Extracted data entries:
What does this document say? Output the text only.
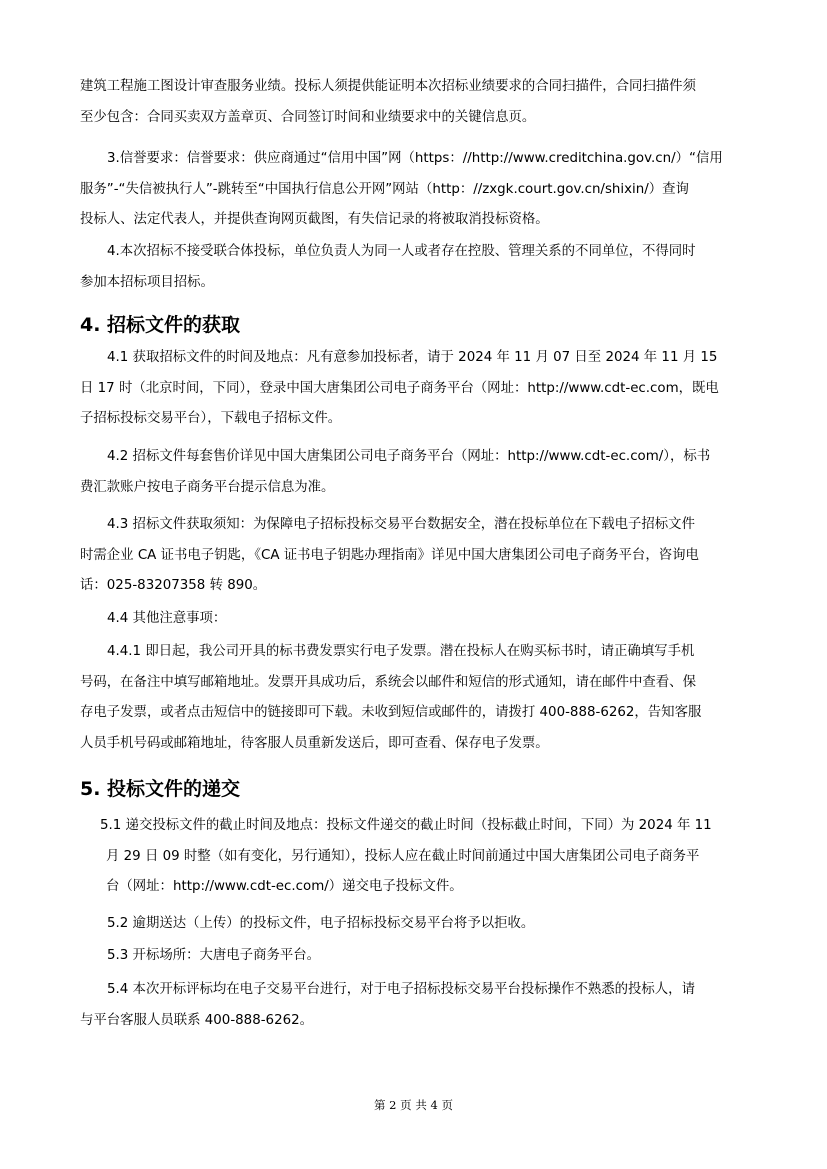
建筑工程施工图设计审查服务业绩。投标人须提供能证明本次招标业绩要求的合同扫描件，合同扫描件须
至少包含：合同买卖双方盖章页、合同签订时间和业绩要求中的关键信息页。
3.信誉要求：信誉要求：供应商通过“信用中国”网（https：//http://www.creditchina.gov.cn/）“信用
服务”-“失信被执行人”-跳转至“中国执行信息公开网”网站（http：//zxgk.court.gov.cn/shixin/）查询
投标人、法定代表人，并提供查询网页截图，有失信记录的将被取消投标资格。
4.本次招标不接受联合体投标，单位负责人为同一人或者存在控股、管理关系的不同单位，不得同时
参加本招标项目招标。
4. 招标文件的获取
4.1 获取招标文件的时间及地点：凡有意参加投标者，请于 2024 年 11 月 07 日至 2024 年 11 月 15
日 17 时（北京时间，下同），登录中国大唐集团公司电子商务平台（网址：http://www.cdt-ec.com，既电
子招标投标交易平台），下载电子招标文件。
4.2 招标文件每套售价详见中国大唐集团公司电子商务平台（网址：http://www.cdt-ec.com/），标书
费汇款账户按电子商务平台提示信息为准。
4.3 招标文件获取须知：为保障电子招标投标交易平台数据安全，潜在投标单位在下载电子招标文件
时需企业 CA 证书电子钥匙，《CA 证书电子钥匙办理指南》详见中国大唐集团公司电子商务平台，咨询电
话：025-83207358 转 890。
4.4 其他注意事项：
4.4.1 即日起，我公司开具的标书费发票实行电子发票。潜在投标人在购买标书时，请正确填写手机
号码，在备注中填写邮箱地址。发票开具成功后，系统会以邮件和短信的形式通知，请在邮件中查看、保
存电子发票，或者点击短信中的链接即可下载。未收到短信或邮件的，请拨打 400-888-6262，告知客服
人员手机号码或邮箱地址，待客服人员重新发送后，即可查看、保存电子发票。
5. 投标文件的递交
5.1 递交投标文件的截止时间及地点：投标文件递交的截止时间（投标截止时间，下同）为 2024 年 11
月 29 日 09 时整（如有变化，另行通知），投标人应在截止时间前通过中国大唐集团公司电子商务平
台（网址：http://www.cdt-ec.com/）递交电子投标文件。
5.2 逾期送达（上传）的投标文件，电子招标投标交易平台将予以拒收。
5.3 开标场所：大唐电子商务平台。
5.4 本次开标评标均在电子交易平台进行，对于电子招标投标交易平台投标操作不熟悉的投标人，请
与平台客服人员联系 400-888-6262。
第 2 页 共 4 页
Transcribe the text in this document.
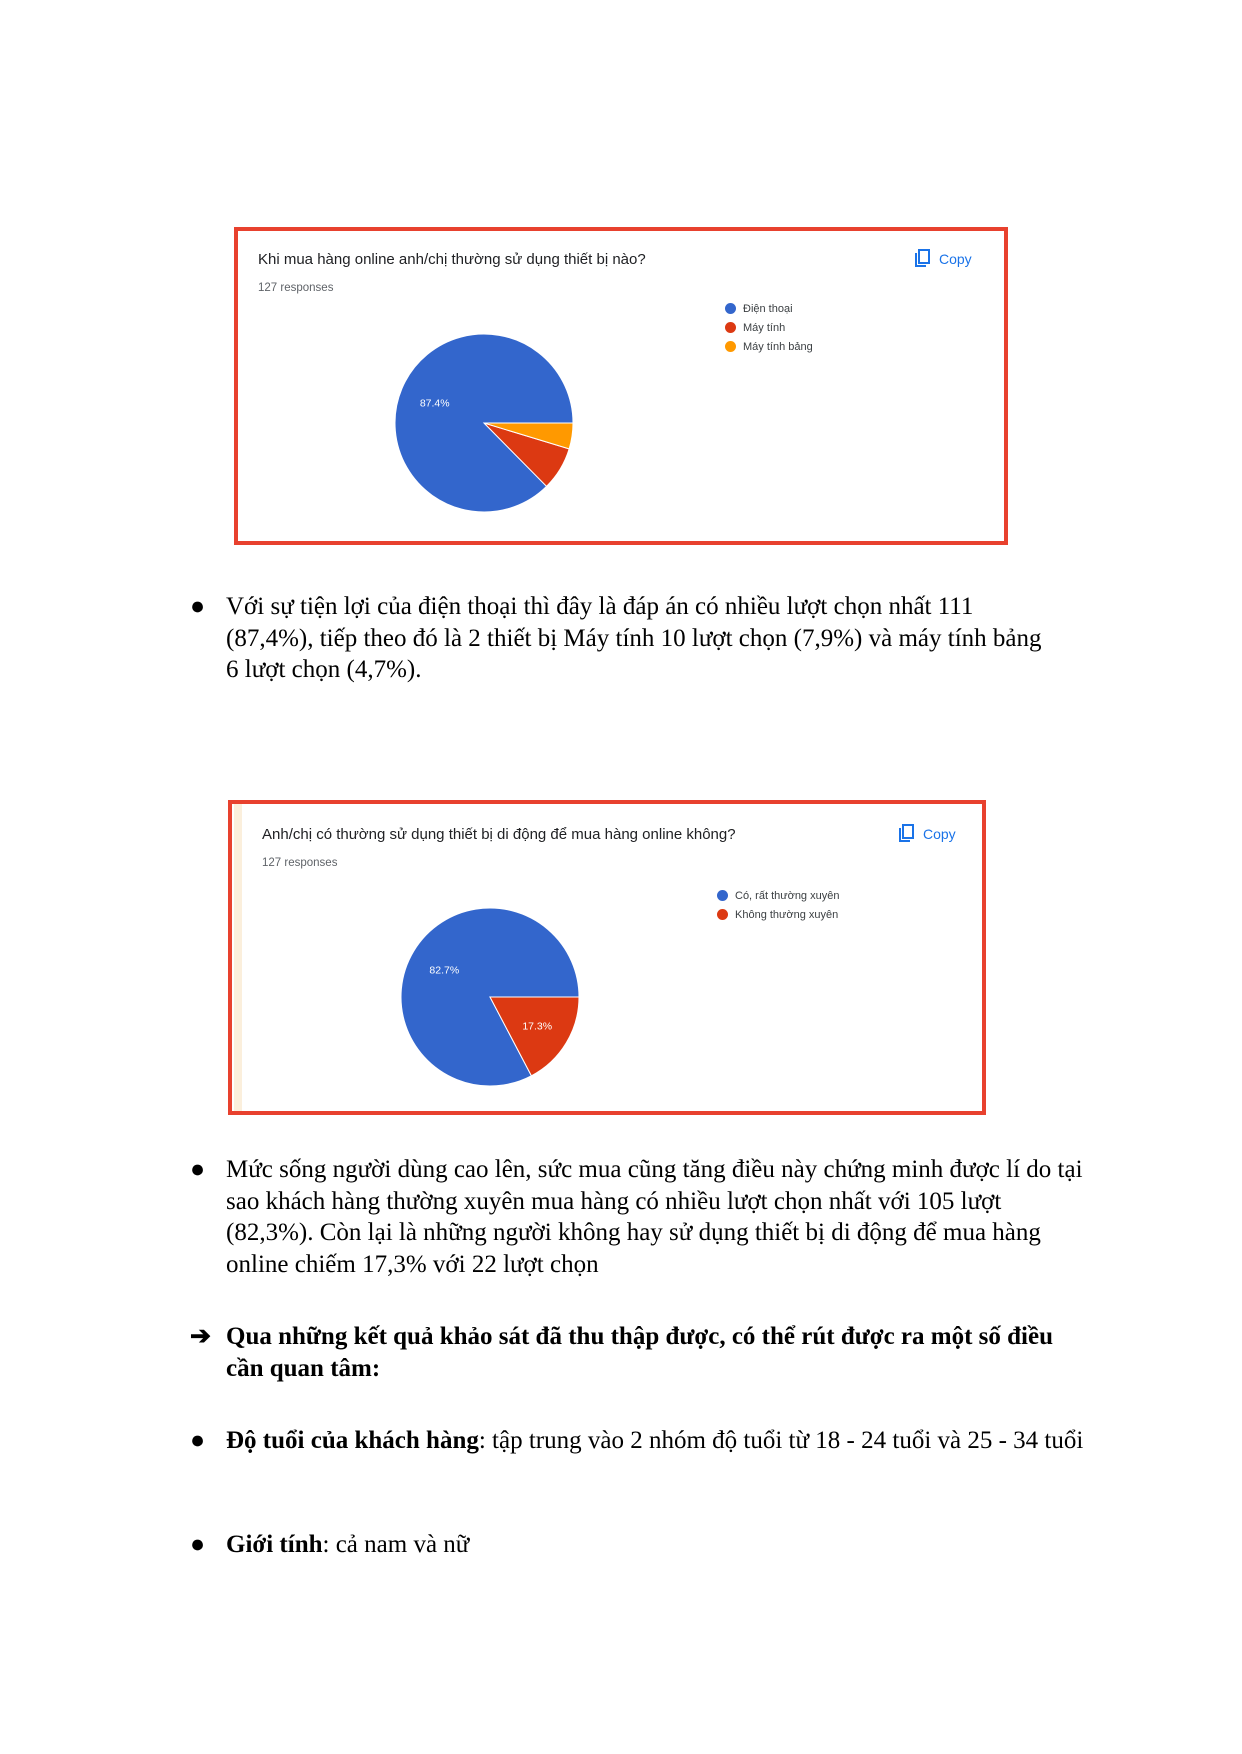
Khi mua hàng online anh/chị thường sử dụng thiết bị nào?
127 responses
Copy
87.4%
Điện thoại
Máy tính
Máy tính bảng
● Với sự tiện lợi của điện thoại thì đây là đáp án có nhiều lượt chọn nhất 111 (87,4%), tiếp theo đó là 2 thiết bị Máy tính 10 lượt chọn (7,9%) và máy tính bảng 6 lượt chọn (4,7%).
Anh/chị có thường sử dụng thiết bị di động để mua hàng online không?
127 responses
Copy
82.7%
17.3%
Có, rất thường xuyên
Không thường xuyên
● Mức sống người dùng cao lên, sức mua cũng tăng điều này chứng minh được lí do tại sao khách hàng thường xuyên mua hàng có nhiều lượt chọn nhất với 105 lượt (82,3%). Còn lại là những người không hay sử dụng thiết bị di động để mua hàng online chiếm 17,3% với 22 lượt chọn
➔ Qua những kết quả khảo sát đã thu thập được, có thể rút được ra một số điều cần quan tâm:
● Độ tuổi của khách hàng: tập trung vào 2 nhóm độ tuổi từ 18 - 24 tuổi và 25 - 34 tuổi
● Giới tính: cả nam và nữ
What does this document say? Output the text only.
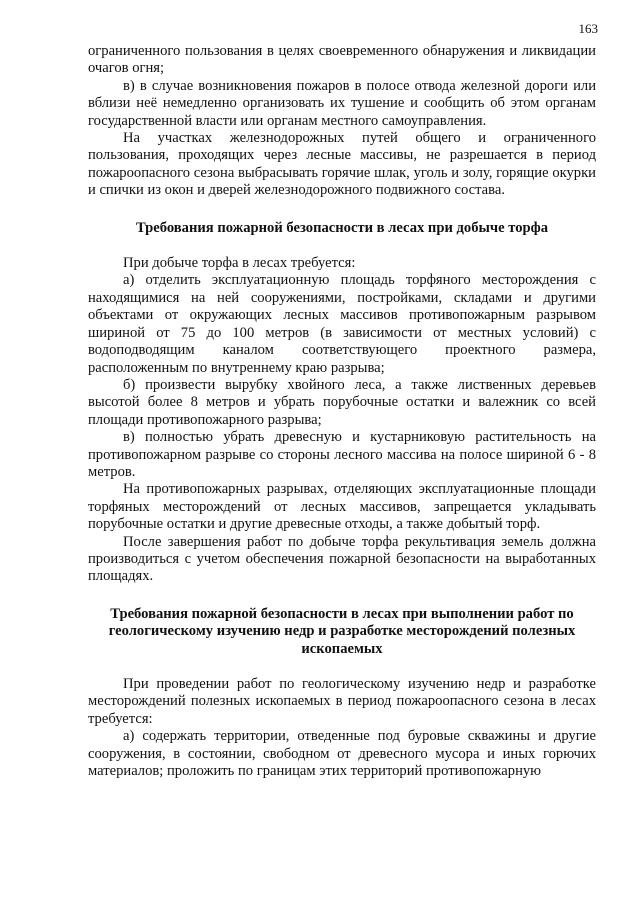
163

ограниченного пользования в целях своевременного обнаружения и ликвидации очагов огня;

в) в случае возникновения пожаров в полосе отвода железной дороги или вблизи неё немедленно организовать их тушение и сообщить об этом органам государственной власти или органам местного самоуправления.

На участках железнодорожных путей общего и ограниченного пользования, проходящих через лесные массивы, не разрешается в период пожароопасного сезона выбрасывать горячие шлак, уголь и золу, горящие окурки и спички из окон и дверей железнодорожного подвижного состава.

Требования пожарной безопасности в лесах при добыче торфа

При добыче торфа в лесах требуется:

а) отделить эксплуатационную площадь торфяного месторождения с находящимися на ней сооружениями, постройками, складами и другими объектами от окружающих лесных массивов противопожарным разрывом шириной от 75 до 100 метров (в зависимости от местных условий) с водоподводящим каналом соответствующего проектного размера, расположенным по внутреннему краю разрыва;

б) произвести вырубку хвойного леса, а также лиственных деревьев высотой более 8 метров и убрать порубочные остатки и валежник со всей площади противопожарного разрыва;

в) полностью убрать древесную и кустарниковую растительность на противопожарном разрыве со стороны лесного массива на полосе шириной 6 - 8 метров.

На противопожарных разрывах, отделяющих эксплуатационные площади торфяных месторождений от лесных массивов, запрещается укладывать порубочные остатки и другие древесные отходы, а также добытый торф.

После завершения работ по добыче торфа рекультивация земель должна производиться с учетом обеспечения пожарной безопасности на выработанных площадях.

Требования пожарной безопасности в лесах при выполнении работ по геологическому изучению недр и разработке месторождений полезных ископаемых

При проведении работ по геологическому изучению недр и разработке месторождений полезных ископаемых в период пожароопасного сезона в лесах требуется:

а) содержать территории, отведенные под буровые скважины и другие сооружения, в состоянии, свободном от древесного мусора и иных горючих материалов; проложить по границам этих территорий противопожарную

Stated task:
Filter the listing for the word "lượt" and copy every line that holds it.

Finished task:
● Với sự tiện lợi của điện thoại thì đây là đáp án có nhiều lượt chọn nhất 111 (87,4%), tiếp theo đó là 2 thiết bị Máy tính 10 lượt chọn (7,9%) và máy tính bảng 6 lượt chọn (4,7%).
● Mức sống người dùng cao lên, sức mua cũng tăng điều này chứng minh được lí do tại sao khách hàng thường xuyên mua hàng có nhiều lượt chọn nhất với 105 lượt (82,3%). Còn lại là những người không hay sử dụng thiết bị di động để mua hàng online chiếm 17,3% với 22 lượt chọn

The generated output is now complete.